──────── GIVEN PASSAGE
Do multiple observers increase the probability of detecting an event? I will describe my question with an example:
A machine manufactures toys and places them on a conveyor belt. A toys expert overlooking the conveyor belt observes the toys. If a toy is faulty he can successfully detect it with probability $P_{d}$. It is possible to have more experts overlooking the process.
If I have one expert and he detects a faulty toy, then I am $P_d$ sure that the toy is faulty (right?). Intuitively I understand that if more experts detect the toy as faulty then probability of the toy being faulty should increase (right?). What happens if 2 experts report the toy as fault and the other 2 report is as not faulty? What is the probability of the toy being faulty then?  How can you work these questions out formally with probability theory?
 A: Say we have a specific toy on the conveyor belt and only one toy expert. Let $Z$ be a 0/1-variable, with a 1 indicating that the toy is faulty. Let $D$ be another binary variable, with a 1 indicating that our toy expert detects the faulty toy. Using your notation,
$ P_d  = P(D=1 | Z=1). $
In words, conditional on the toy being faulty $P_d$ is the probability of the expert detecting it. This is not the same as $P(Z=1 | D=1)$ which in words can be described as the probability of a faulty toy conditional on the expert classifying the toy as faulty. The two probabilities are related through Bayes's rule and are equal if and only if the probability of a faulty toy equals the probability of the expert classifying it as faulty. This can be seen from Bayes' rule which states that for two events, $A,B$, such that $P(B) \neq 0$,
$ P(A | B) = \frac{P(B |A)P(A)}{P(B)} $.
If you have more experts you'll have to assume something about the relationship between their judgements. Are their judgements independent? Independent conditional on the state of the toy? Let's assume the latter for now. This might not be realistic as one would expect them to react on the same things. However, otherwise you'll have to specify some other kind of dependence between their judgements. If we assume this conditional independence and let $D_1, D_2$ be the decisions of experts 1 and 2 we for instance get, using Bayes's rule again,
$ P(Z=1 | D_1 = 1, D_2 = 1) = \frac{P(D_1 = 1, D_2 = 1 | Z = 1)P(Z=1)}{P(D_1 = 1, D_2 = 2)} $.
────────────────
» EXERCISE 1:
Copy the records word for word, everything from their first line down to the line that contains "Bar (491, 90, 498, 128)", with both of those lines included.
The text and the records have nothing to do with each other.
──────── SUPPLIED MATERIAL
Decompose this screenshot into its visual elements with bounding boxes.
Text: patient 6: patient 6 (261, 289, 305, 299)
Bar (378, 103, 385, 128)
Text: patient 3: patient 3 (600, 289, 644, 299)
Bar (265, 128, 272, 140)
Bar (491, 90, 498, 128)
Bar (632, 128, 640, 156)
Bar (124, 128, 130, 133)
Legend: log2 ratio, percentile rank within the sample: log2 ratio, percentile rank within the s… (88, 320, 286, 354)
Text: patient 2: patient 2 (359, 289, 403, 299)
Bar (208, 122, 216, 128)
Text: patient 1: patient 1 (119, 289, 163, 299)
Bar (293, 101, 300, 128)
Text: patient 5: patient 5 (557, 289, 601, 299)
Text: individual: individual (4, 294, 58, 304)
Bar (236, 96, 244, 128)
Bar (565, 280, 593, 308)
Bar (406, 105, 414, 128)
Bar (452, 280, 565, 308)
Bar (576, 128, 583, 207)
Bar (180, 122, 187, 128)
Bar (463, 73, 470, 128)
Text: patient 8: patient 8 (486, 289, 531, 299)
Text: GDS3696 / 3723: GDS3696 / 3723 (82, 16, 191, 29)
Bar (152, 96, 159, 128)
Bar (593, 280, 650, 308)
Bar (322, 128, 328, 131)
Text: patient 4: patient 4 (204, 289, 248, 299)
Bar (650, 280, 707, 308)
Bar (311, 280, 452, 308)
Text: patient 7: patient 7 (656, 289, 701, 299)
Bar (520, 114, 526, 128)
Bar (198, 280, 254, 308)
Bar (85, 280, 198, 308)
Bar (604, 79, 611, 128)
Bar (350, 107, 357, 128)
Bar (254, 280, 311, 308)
────────────────
» EXERCISE 2:
Continue the answer about whether more toy experts raise the chance of catching a faulty toy, starting from where it stops.

» WRITTEN REPLY 1:
Decompose this screenshot into its visual elements with bounding boxes.
Text: patient 6: patient 6 (261, 289, 305, 299)
Bar (378, 103, 385, 128)
Text: patient 3: patient 3 (600, 289, 644, 299)
Bar (265, 128, 272, 140)
Bar (491, 90, 498, 128)

» WRITTEN REPLY 2:
Using the conditional independence we can write $P(D_1 = 1, D_2 = 1 | Z = 1) = P(D_1 = 1 | Z = 1)P(D_2 = 1 | Z=1)$. If we also assume something about the probability $P(D_1 = 1, D_2 =1)$ we get a result. To answer your original question we'll have to compare this probability with 
$P(Z=1 | D_1 = 1) = \frac{P(D_1 = 1| Z=1)P(Z=1)}{P(D_1=1)}$
If we assume that $P(D_1 = 1, D_2 =1) = P(D_1 = 1) P( D_2 =1)$ we see that the chance of a faulty toy is strictly larger when we have two experts that agree (as opposed to the case with only one expert) whenever 
$\frac{P(D_2 =1 | Z=1 )}{P(D_2 =1)} > 1$.
This last condition is definitely a fair assumption as expert number 2 would otherwise be very poor at his/her job.
A: You have to carefully distinguish between conditional probabilities and joint probabilities.  
Let the "expert" be represented by the variable $E$ that takes the values $\{b,g\}$ (for "bad" and "good" status of the toy). Let the toy be represented by the variable $T$, having the same support.  
The way you describe it (if the toy is faulty, then the expert will detect it...") we have
$$P_d = \Pr(E=b \mid T=b)$$
i.e. it is a conditional probability. So, no, in general you are not "$P_d$ sure that the toy is faulty", because $P_d$ presupposes that it is, indeed, faulty. Υou have to take into account the possibility that the expert will make a mistake - declare a toy as faulty while in reality it is not.  
It appears that you want to know "given that the expert declared the toy as faulty, what is the probability that the toy is indeed faulty?" This is written as
$$ \Pr(T=b \mid E=b ) =?$$
By standard rules
$$\Pr(E=b \mid T=b) \cdot \Pr(T=b) = \Pr(T=b \mid E=b ) \cdot \Pr(E=b)$$
$$\Rightarrow \Pr(T=b \mid E=b) = \frac {\Pr(T=b)}{\Pr(E=b)}\cdot P_d$$
Now ${\Pr(E=b)}$, or an estimate of it, is the total number of times the expert declared a toy as faulty divided by the total number of toys that passed in front of him.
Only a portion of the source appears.